Reproduce the material below word for word, line by line.

## RAW DATA
┌──

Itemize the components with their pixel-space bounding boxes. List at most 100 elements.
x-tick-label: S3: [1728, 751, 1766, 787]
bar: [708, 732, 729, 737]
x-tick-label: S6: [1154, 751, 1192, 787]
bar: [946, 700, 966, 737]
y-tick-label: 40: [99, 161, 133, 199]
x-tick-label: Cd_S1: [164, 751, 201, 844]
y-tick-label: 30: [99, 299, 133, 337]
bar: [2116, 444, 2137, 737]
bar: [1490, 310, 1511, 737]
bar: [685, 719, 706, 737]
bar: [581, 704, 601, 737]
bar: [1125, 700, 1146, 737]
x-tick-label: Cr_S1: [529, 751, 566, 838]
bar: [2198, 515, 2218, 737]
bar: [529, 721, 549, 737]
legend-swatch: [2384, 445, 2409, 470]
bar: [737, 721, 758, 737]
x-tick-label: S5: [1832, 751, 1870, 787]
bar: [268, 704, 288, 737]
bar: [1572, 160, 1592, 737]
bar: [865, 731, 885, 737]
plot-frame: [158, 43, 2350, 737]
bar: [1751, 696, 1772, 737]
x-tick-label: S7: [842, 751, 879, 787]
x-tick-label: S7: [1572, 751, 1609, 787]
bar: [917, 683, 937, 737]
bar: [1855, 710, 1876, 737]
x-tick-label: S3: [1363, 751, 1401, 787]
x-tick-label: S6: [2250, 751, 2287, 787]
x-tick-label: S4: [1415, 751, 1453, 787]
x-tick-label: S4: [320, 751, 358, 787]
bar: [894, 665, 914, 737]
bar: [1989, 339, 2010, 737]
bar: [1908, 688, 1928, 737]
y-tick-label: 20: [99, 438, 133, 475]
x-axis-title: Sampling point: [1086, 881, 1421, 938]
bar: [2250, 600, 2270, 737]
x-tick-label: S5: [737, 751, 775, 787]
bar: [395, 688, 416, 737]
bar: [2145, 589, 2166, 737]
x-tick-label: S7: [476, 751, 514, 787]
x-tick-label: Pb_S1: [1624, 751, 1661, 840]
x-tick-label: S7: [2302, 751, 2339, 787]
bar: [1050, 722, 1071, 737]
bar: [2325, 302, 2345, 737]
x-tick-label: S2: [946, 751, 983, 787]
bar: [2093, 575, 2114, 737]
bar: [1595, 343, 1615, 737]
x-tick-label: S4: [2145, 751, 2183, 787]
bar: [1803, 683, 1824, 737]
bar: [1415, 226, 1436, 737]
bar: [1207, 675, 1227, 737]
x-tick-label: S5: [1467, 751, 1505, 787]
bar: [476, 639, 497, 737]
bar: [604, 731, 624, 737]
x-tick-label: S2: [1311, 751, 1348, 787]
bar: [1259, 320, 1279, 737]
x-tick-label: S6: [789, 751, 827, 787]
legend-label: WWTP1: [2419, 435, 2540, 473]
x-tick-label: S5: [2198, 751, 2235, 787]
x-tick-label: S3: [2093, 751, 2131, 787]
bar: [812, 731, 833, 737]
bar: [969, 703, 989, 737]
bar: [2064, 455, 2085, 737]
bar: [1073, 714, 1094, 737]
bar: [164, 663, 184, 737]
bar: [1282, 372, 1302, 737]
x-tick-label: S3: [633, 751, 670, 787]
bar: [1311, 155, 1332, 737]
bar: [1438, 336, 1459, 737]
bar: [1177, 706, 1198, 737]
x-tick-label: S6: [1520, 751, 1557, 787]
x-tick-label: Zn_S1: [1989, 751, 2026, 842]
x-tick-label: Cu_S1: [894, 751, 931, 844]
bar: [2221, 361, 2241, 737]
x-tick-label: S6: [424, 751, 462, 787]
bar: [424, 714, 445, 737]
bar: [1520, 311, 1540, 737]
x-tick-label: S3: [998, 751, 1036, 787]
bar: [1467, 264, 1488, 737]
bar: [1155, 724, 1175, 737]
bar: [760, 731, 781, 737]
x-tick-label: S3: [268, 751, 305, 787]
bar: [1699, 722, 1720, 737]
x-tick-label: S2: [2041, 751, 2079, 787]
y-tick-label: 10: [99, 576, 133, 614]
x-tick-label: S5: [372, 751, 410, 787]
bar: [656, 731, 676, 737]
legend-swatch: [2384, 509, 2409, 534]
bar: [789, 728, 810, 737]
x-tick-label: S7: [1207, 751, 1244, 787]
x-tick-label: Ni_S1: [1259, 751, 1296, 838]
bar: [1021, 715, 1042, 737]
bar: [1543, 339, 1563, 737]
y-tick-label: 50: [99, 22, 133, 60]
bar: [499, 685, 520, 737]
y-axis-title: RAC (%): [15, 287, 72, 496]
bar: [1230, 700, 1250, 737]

└──

## RESPONSE FOR THIS EXERCISE
Itemize the components with their pixel-space bounding boxes. List at most 100 elements.
x-tick-label: S3: [1728, 751, 1766, 787]
bar: [708, 732, 729, 737]
x-tick-label: S6: [1154, 751, 1192, 787]
bar: [946, 700, 966, 737]
y-tick-label: 40: [99, 161, 133, 199]
x-tick-label: Cd_S1: [164, 751, 201, 844]
y-tick-label: 30: [99, 299, 133, 337]
bar: [2116, 444, 2137, 737]
bar: [1490, 310, 1511, 737]
bar: [685, 719, 706, 737]
bar: [581, 704, 601, 737]
bar: [1125, 700, 1146, 737]
x-tick-label: Cr_S1: [529, 751, 566, 838]
bar: [2198, 515, 2218, 737]
bar: [529, 721, 549, 737]
legend-swatch: [2384, 445, 2409, 470]
bar: [737, 721, 758, 737]
x-tick-label: S5: [1832, 751, 1870, 787]
bar: [268, 704, 288, 737]
bar: [1572, 160, 1592, 737]
bar: [865, 731, 885, 737]
plot-frame: [158, 43, 2350, 737]
bar: [1751, 696, 1772, 737]
x-tick-label: S7: [842, 751, 879, 787]
x-tick-label: S7: [1572, 751, 1609, 787]
bar: [917, 683, 937, 737]
bar: [1855, 710, 1876, 737]
x-tick-label: S3: [1363, 751, 1401, 787]
x-tick-label: S6: [2250, 751, 2287, 787]
x-tick-label: S4: [1415, 751, 1453, 787]
x-tick-label: S4: [320, 751, 358, 787]
bar: [894, 665, 914, 737]
bar: [1989, 339, 2010, 737]
bar: [1908, 688, 1928, 737]
y-tick-label: 20: [99, 438, 133, 475]
x-axis-title: Sampling point: [1086, 881, 1421, 938]
bar: [2250, 600, 2270, 737]
x-tick-label: S5: [737, 751, 775, 787]
bar: [395, 688, 416, 737]
bar: [2145, 589, 2166, 737]
x-tick-label: S7: [476, 751, 514, 787]
x-tick-label: Pb_S1: [1624, 751, 1661, 840]
x-tick-label: S7: [2302, 751, 2339, 787]
bar: [1050, 722, 1071, 737]
bar: [2325, 302, 2345, 737]
x-tick-label: S2: [946, 751, 983, 787]
bar: [2093, 575, 2114, 737]
bar: [1595, 343, 1615, 737]
x-tick-label: S4: [2145, 751, 2183, 787]
bar: [1803, 683, 1824, 737]
bar: [1415, 226, 1436, 737]
bar: [1207, 675, 1227, 737]
x-tick-label: S5: [1467, 751, 1505, 787]
bar: [476, 639, 497, 737]
bar: [604, 731, 624, 737]
x-tick-label: S2: [1311, 751, 1348, 787]
bar: [1259, 320, 1279, 737]
x-tick-label: S6: [789, 751, 827, 787]
legend-label: WWTP1: [2419, 435, 2540, 473]
x-tick-label: S5: [2198, 751, 2235, 787]
x-tick-label: S3: [2093, 751, 2131, 787]
bar: [812, 731, 833, 737]
bar: [969, 703, 989, 737]
bar: [2064, 455, 2085, 737]
bar: [1073, 714, 1094, 737]
bar: [164, 663, 184, 737]
bar: [1282, 372, 1302, 737]
x-tick-label: S3: [633, 751, 670, 787]
bar: [1311, 155, 1332, 737]
bar: [1438, 336, 1459, 737]
bar: [1177, 706, 1198, 737]
x-tick-label: S6: [1520, 751, 1557, 787]
x-tick-label: Zn_S1: [1989, 751, 2026, 842]
x-tick-label: Cu_S1: [894, 751, 931, 844]
bar: [2221, 361, 2241, 737]
x-tick-label: S6: [424, 751, 462, 787]
bar: [424, 714, 445, 737]
bar: [1520, 311, 1540, 737]
x-tick-label: S3: [998, 751, 1036, 787]
bar: [1467, 264, 1488, 737]
bar: [1155, 724, 1175, 737]
bar: [760, 731, 781, 737]
x-tick-label: S3: [268, 751, 305, 787]
bar: [1699, 722, 1720, 737]
x-tick-label: S2: [2041, 751, 2079, 787]
y-tick-label: 10: [99, 576, 133, 614]
x-tick-label: S5: [372, 751, 410, 787]
bar: [656, 731, 676, 737]
legend-swatch: [2384, 509, 2409, 534]
bar: [789, 728, 810, 737]
x-tick-label: S7: [1207, 751, 1244, 787]
x-tick-label: Ni_S1: [1259, 751, 1296, 838]
bar: [1021, 715, 1042, 737]
bar: [1543, 339, 1563, 737]
y-tick-label: 50: [99, 22, 133, 60]
bar: [499, 685, 520, 737]
y-axis-title: RAC (%): [15, 287, 72, 496]
bar: [1230, 700, 1250, 737]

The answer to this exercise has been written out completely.